INSTRUCTIONS TO FOLLOW ▸
Extract all lines in the data that contain the word "this".

PROVIDED DATA ▸
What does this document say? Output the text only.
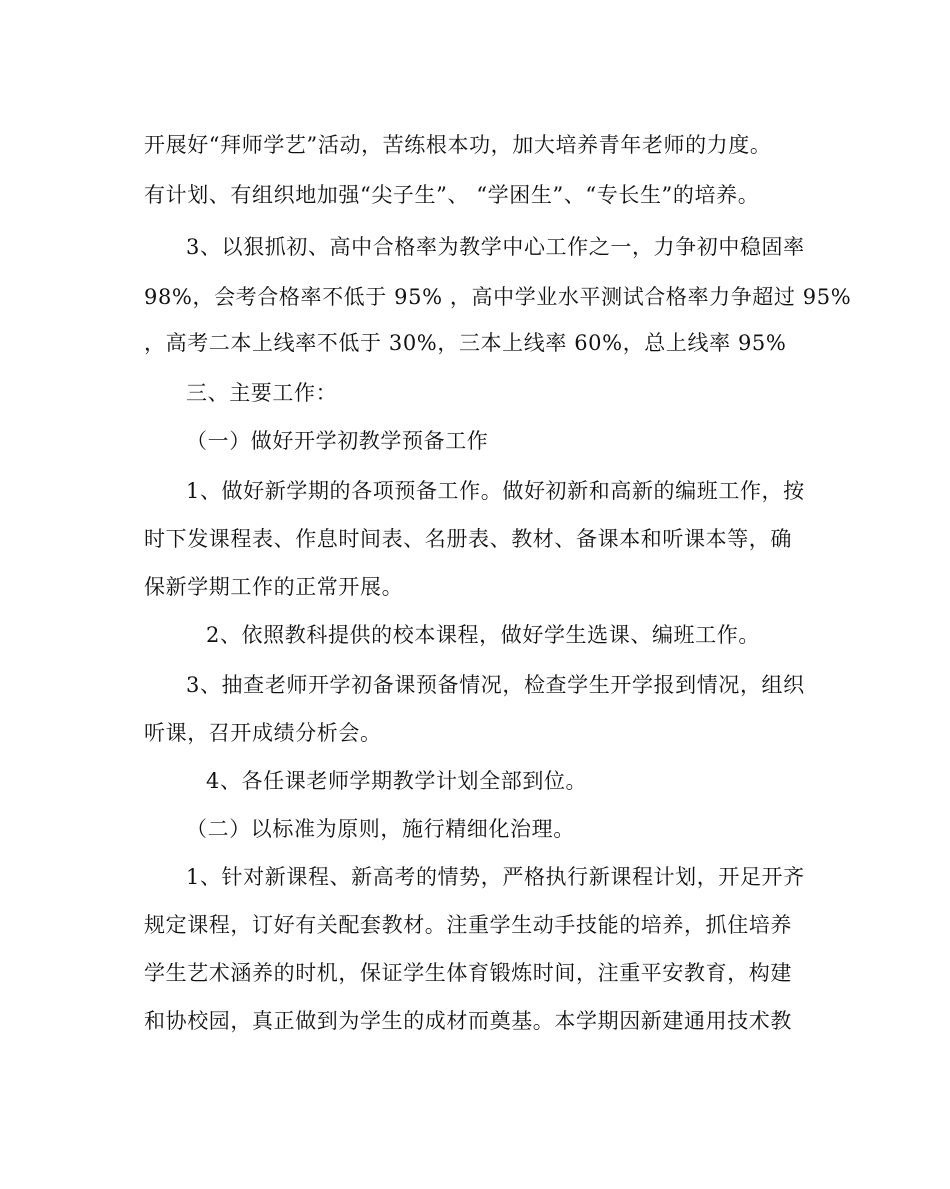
开展好“拜师学艺”活动，苦练根本功，加大培养青年老师的力度。
有计划、有组织地加强“尖子生”、 “学困生”、“专长生”的培养。
3、以狠抓初、高中合格率为教学中心工作之一，力争初中稳固率
98%，会考合格率不低于 95% ，高中学业水平测试合格率力争超过 95%
，高考二本上线率不低于 30%，三本上线率 60%，总上线率 95%
三、主要工作：
（一）做好开学初教学预备工作
1、做好新学期的各项预备工作。做好初新和高新的编班工作，按
时下发课程表、作息时间表、名册表、教材、备课本和听课本等，确
保新学期工作的正常开展。
2、依照教科提供的校本课程，做好学生选课、编班工作。
3、抽查老师开学初备课预备情况，检查学生开学报到情况，组织
听课，召开成绩分析会。
4、各任课老师学期教学计划全部到位。
（二）以标准为原则，施行精细化治理。
1、针对新课程、新高考的情势，严格执行新课程计划，开足开齐
规定课程，订好有关配套教材。注重学生动手技能的培养，抓住培养
学生艺术涵养的时机，保证学生体育锻炼时间，注重平安教育，构建
和协校园，真正做到为学生的成材而奠基。本学期因新建通用技术教
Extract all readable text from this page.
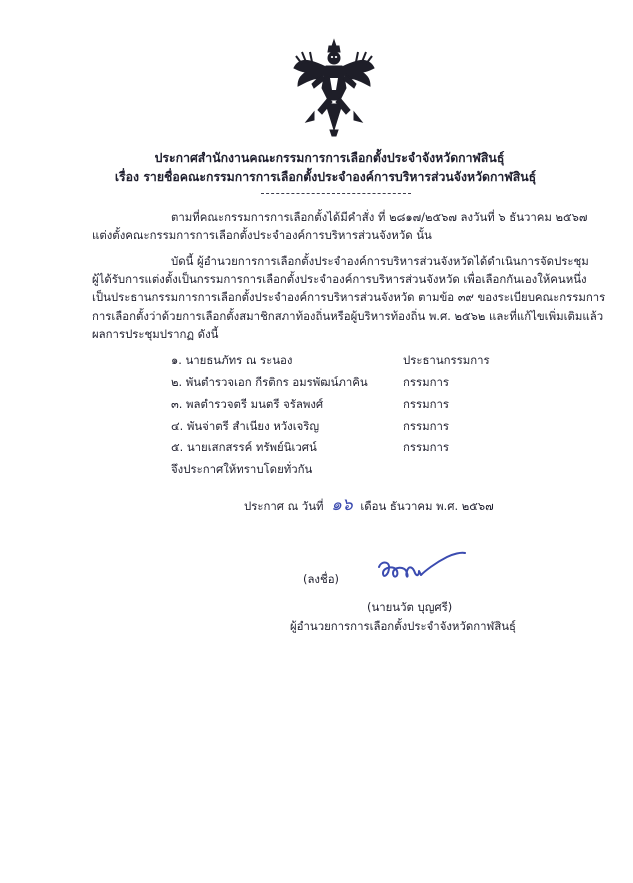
ประกาศสำนักงานคณะกรรมการการเลือกตั้งประจำจังหวัดกาฬสินธุ์
เรื่อง รายชื่อคณะกรรมการการเลือกตั้งประจำองค์การบริหารส่วนจังหวัดกาฬสินธุ์
ตามที่คณะกรรมการการเลือกตั้งได้มีคำสั่ง ที่ ๒๘๑๗/๒๕๖๗ ลงวันที่ ๖ ธันวาคม ๒๕๖๗
แต่งตั้งคณะกรรมการการเลือกตั้งประจำองค์การบริหารส่วนจังหวัด นั้น
บัดนี้ ผู้อำนวยการการเลือกตั้งประจำองค์การบริหารส่วนจังหวัดได้ดำเนินการจัดประชุม
ผู้ได้รับการแต่งตั้งเป็นกรรมการการเลือกตั้งประจำองค์การบริหารส่วนจังหวัด เพื่อเลือกกันเองให้คนหนึ่ง
เป็นประธานกรรมการการเลือกตั้งประจำองค์การบริหารส่วนจังหวัด ตามข้อ ๓๙ ของระเบียบคณะกรรมการ
การเลือกตั้งว่าด้วยการเลือกตั้งสมาชิกสภาท้องถิ่นหรือผู้บริหารท้องถิ่น พ.ศ. ๒๕๖๒ และที่แก้ไขเพิ่มเติมแล้ว
ผลการประชุมปรากฏ ดังนี้
๑. นายธนภัทร ณ ระนอง	ประธานกรรมการ
๒. พันตำรวจเอก กีรติกร อมรพัฒน์ภาคิน	กรรมการ
๓. พลตำรวจตรี มนตรี จรัลพงศ์	กรรมการ
๔. พันจ่าตรี สำเนียง หวังเจริญ	กรรมการ
๕. นายเสกสรรค์ ทรัพย์นิเวศน์	กรรมการ
จึงประกาศให้ทราบโดยทั่วกัน
ประกาศ ณ วันที่ ๑๖ เดือน ธันวาคม พ.ศ. ๒๕๖๗
(ลงชื่อ)
(นายนวัต บุญศรี)
ผู้อำนวยการการเลือกตั้งประจำจังหวัดกาฬสินธุ์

WORKED ANSWER ▸
What does this document say? Output the text only.
Extract all readable text from this page.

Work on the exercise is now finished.